_Task directions_
Without the pictures, reproduce the records that follow exactly.

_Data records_
*****

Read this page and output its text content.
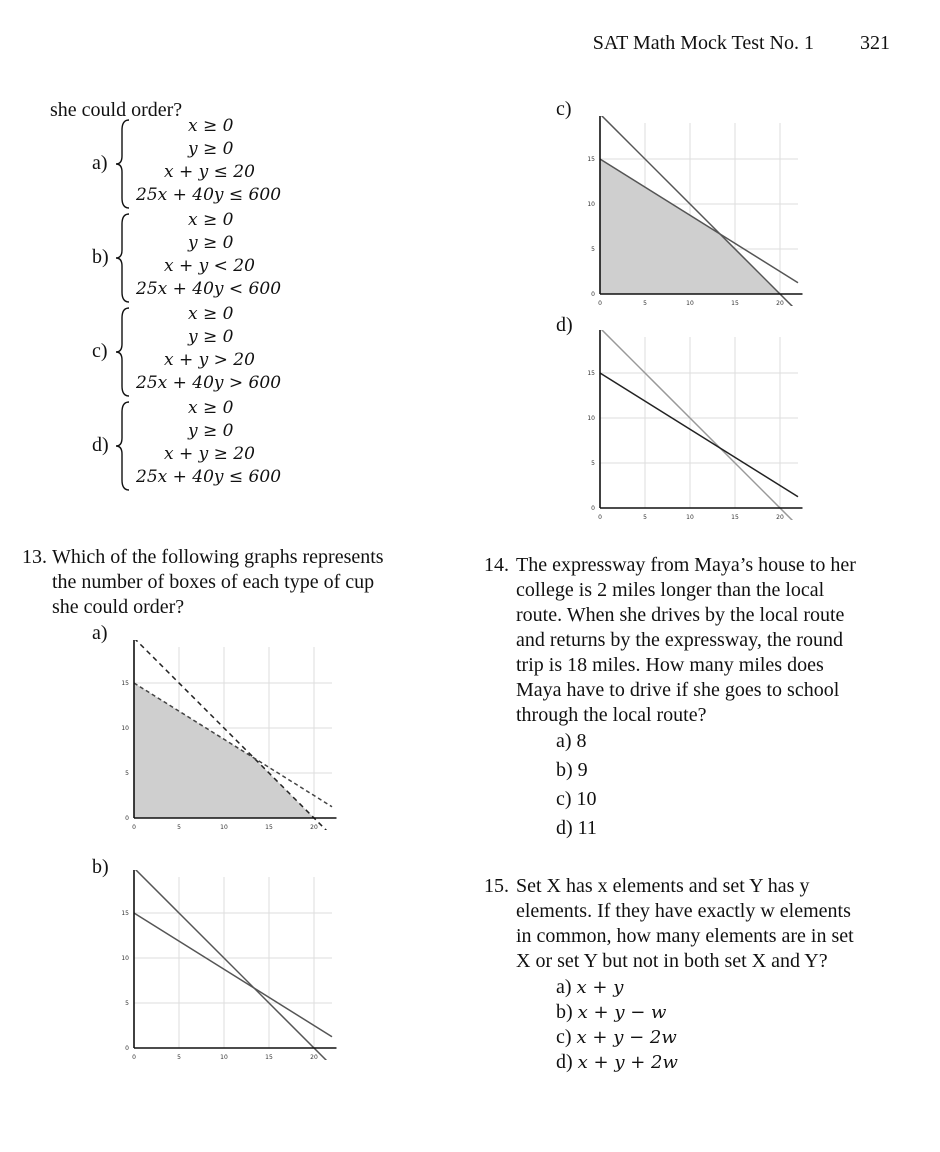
SAT Math Mock Test No. 1 321
she could order?
a)
x ≥ 0
y ≥ 0
x + y ≤ 20
25x + 40y ≤ 600
b)
x ≥ 0
y ≥ 0
x + y < 20
25x + 40y < 600
c)
x ≥ 0
y ≥ 0
x + y > 20
25x + 40y > 600
d)
x ≥ 0
y ≥ 0
x + y ≥ 20
25x + 40y ≤ 600
13. Which of the following graphs represents
the number of boxes of each type of cup
she could order?
a)
b)
c)
d)
0	5	10	15	20
0
5
10
15
0	5	10	15	20
0
5
10
15
0	5	10	15	20
0
5
10
15
0	5	10	15	20
0
5
10
15
14. The expressway from Maya’s house to her
college is 2 miles longer than the local
route. When she drives by the local route
and returns by the expressway, the round
trip is 18 miles. How many miles does
Maya have to drive if she goes to school
through the local route?
a) 8
b) 9
c) 10
d) 11
15. Set X has x elements and set Y has y
elements. If they have exactly w elements
in common, how many elements are in set
X or set Y but not in both set X and Y?
a) x + y
b) x + y − w
c) x + y − 2w
d) x + y + 2w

*****

_Written response_
Read this page and output its text content.
SAT Math Mock Test No. 1 321
she could order?
a)
x ≥ 0
y ≥ 0
x + y ≤ 20
25x + 40y ≤ 600
b)
x ≥ 0
y ≥ 0
x + y < 20
25x + 40y < 600
c)
x ≥ 0
y ≥ 0
x + y > 20
25x + 40y > 600
d)
x ≥ 0
y ≥ 0
x + y ≥ 20
25x + 40y ≤ 600
13. Which of the following graphs represents
the number of boxes of each type of cup
she could order?
a)
b)
c)
d)
0	5	10	15	20
0
5
10
15
0	5	10	15	20
0
5
10
15
0	5	10	15	20
0
5
10
15
0	5	10	15	20
0
5
10
15
14. The expressway from Maya’s house to her
college is 2 miles longer than the local
route. When she drives by the local route
and returns by the expressway, the round
trip is 18 miles. How many miles does
Maya have to drive if she goes to school
through the local route?
a) 8
b) 9
c) 10
d) 11
15. Set X has x elements and set Y has y
elements. If they have exactly w elements
in common, how many elements are in set
X or set Y but not in both set X and Y?
a) x + y
b) x + y − w
c) x + y − 2w
d) x + y + 2w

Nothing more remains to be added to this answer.